* Start Records supplied *

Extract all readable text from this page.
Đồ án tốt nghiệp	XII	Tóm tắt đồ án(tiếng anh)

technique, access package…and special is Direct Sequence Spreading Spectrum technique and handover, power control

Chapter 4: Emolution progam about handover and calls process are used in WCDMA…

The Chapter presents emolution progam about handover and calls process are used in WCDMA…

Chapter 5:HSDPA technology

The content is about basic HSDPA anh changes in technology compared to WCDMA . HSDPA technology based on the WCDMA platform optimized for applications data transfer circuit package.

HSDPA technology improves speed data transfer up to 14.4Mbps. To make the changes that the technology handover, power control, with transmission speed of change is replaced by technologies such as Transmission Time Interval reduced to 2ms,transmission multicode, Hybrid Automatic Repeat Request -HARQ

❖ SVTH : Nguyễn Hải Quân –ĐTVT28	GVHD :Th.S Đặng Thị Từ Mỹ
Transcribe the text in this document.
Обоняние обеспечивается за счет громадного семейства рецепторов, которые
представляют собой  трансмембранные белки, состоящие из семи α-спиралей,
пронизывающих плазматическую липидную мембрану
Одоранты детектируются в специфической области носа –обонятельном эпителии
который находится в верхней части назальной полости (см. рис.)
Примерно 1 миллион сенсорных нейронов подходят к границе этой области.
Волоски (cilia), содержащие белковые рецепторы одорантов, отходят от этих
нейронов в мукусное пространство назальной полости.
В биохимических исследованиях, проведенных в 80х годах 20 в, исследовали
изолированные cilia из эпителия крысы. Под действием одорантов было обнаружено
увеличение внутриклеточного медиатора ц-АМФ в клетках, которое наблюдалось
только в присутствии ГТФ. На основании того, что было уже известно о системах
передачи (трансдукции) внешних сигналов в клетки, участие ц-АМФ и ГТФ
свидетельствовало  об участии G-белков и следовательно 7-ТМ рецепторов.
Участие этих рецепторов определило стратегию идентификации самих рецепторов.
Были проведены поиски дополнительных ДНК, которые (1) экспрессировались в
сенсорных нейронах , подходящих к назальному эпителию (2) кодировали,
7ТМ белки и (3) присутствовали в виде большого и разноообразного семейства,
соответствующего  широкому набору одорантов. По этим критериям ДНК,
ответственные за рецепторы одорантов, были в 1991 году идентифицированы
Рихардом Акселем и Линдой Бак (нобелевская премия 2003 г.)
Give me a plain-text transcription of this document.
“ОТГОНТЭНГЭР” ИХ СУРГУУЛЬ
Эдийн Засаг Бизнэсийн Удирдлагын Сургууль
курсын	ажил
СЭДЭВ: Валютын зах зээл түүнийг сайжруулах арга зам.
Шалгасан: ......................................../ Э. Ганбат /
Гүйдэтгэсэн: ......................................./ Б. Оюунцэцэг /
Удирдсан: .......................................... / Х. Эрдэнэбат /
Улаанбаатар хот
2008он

* End Records supplied *

== The request ==
Reproduce each line of the entries in which the word "Chapter" is found.

== Finished exercise ==
Chapter 4: Emolution progam about handover and calls process are used in WCDMA…
The Chapter presents emolution progam about handover and calls process are used in WCDMA…
Chapter 5:HSDPA technology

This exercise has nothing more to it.